[Task details]
Would you output the whole listing below, exactly as it reads?

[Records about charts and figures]

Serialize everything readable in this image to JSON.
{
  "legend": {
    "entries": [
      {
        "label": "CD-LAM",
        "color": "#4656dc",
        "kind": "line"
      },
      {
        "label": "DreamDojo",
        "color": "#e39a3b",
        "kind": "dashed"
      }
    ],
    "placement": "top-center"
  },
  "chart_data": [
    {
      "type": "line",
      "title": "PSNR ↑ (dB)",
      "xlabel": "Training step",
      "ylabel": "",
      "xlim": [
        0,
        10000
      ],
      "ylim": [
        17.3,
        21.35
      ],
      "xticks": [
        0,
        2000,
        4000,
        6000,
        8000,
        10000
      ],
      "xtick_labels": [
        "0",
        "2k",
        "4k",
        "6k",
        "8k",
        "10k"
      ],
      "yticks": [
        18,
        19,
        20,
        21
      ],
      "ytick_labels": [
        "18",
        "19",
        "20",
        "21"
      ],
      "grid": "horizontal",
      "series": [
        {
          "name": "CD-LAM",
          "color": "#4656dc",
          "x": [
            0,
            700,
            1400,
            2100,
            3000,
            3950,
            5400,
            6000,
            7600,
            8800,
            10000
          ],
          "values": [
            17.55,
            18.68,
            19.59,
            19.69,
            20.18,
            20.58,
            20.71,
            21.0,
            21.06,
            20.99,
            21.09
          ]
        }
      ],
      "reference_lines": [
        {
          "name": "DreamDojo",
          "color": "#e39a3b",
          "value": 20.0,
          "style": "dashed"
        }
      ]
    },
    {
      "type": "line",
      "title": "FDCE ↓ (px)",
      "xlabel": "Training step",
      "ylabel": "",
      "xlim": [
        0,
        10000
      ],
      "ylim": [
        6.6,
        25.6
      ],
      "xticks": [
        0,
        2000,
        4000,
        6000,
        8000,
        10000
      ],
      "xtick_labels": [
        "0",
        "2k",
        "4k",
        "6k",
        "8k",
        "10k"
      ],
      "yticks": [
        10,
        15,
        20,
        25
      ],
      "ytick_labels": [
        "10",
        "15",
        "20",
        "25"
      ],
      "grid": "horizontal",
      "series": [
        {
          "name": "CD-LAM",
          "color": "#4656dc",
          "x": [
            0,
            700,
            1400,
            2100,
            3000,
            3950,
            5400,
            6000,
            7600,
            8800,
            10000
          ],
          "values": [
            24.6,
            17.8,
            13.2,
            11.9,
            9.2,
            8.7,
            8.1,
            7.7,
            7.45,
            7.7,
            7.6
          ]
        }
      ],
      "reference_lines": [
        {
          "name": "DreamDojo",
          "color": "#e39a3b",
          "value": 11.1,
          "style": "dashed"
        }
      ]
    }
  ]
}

[Response to the exercise]
Serialize everything readable in this image to JSON.
{
  "legend": {
    "entries": [
      {
        "label": "CD-LAM",
        "color": "#4656dc",
        "kind": "line"
      },
      {
        "label": "DreamDojo",
        "color": "#e39a3b",
        "kind": "dashed"
      }
    ],
    "placement": "top-center"
  },
  "chart_data": [
    {
      "type": "line",
      "title": "PSNR ↑ (dB)",
      "xlabel": "Training step",
      "ylabel": "",
      "xlim": [
        0,
        10000
      ],
      "ylim": [
        17.3,
        21.35
      ],
      "xticks": [
        0,
        2000,
        4000,
        6000,
        8000,
        10000
      ],
      "xtick_labels": [
        "0",
        "2k",
        "4k",
        "6k",
        "8k",
        "10k"
      ],
      "yticks": [
        18,
        19,
        20,
        21
      ],
      "ytick_labels": [
        "18",
        "19",
        "20",
        "21"
      ],
      "grid": "horizontal",
      "series": [
        {
          "name": "CD-LAM",
          "color": "#4656dc",
          "x": [
            0,
            700,
            1400,
            2100,
            3000,
            3950,
            5400,
            6000,
            7600,
            8800,
            10000
          ],
          "values": [
            17.55,
            18.68,
            19.59,
            19.69,
            20.18,
            20.58,
            20.71,
            21.0,
            21.06,
            20.99,
            21.09
          ]
        }
      ],
      "reference_lines": [
        {
          "name": "DreamDojo",
          "color": "#e39a3b",
          "value": 20.0,
          "style": "dashed"
        }
      ]
    },
    {
      "type": "line",
      "title": "FDCE ↓ (px)",
      "xlabel": "Training step",
      "ylabel": "",
      "xlim": [
        0,
        10000
      ],
      "ylim": [
        6.6,
        25.6
      ],
      "xticks": [
        0,
        2000,
        4000,
        6000,
        8000,
        10000
      ],
      "xtick_labels": [
        "0",
        "2k",
        "4k",
        "6k",
        "8k",
        "10k"
      ],
      "yticks": [
        10,
        15,
        20,
        25
      ],
      "ytick_labels": [
        "10",
        "15",
        "20",
        "25"
      ],
      "grid": "horizontal",
      "series": [
        {
          "name": "CD-LAM",
          "color": "#4656dc",
          "x": [
            0,
            700,
            1400,
            2100,
            3000,
            3950,
            5400,
            6000,
            7600,
            8800,
            10000
          ],
          "values": [
            24.6,
            17.8,
            13.2,
            11.9,
            9.2,
            8.7,
            8.1,
            7.7,
            7.45,
            7.7,
            7.6
          ]
        }
      ],
      "reference_lines": [
        {
          "name": "DreamDojo",
          "color": "#e39a3b",
          "value": 11.1,
          "style": "dashed"
        }
      ]
    }
  ]
}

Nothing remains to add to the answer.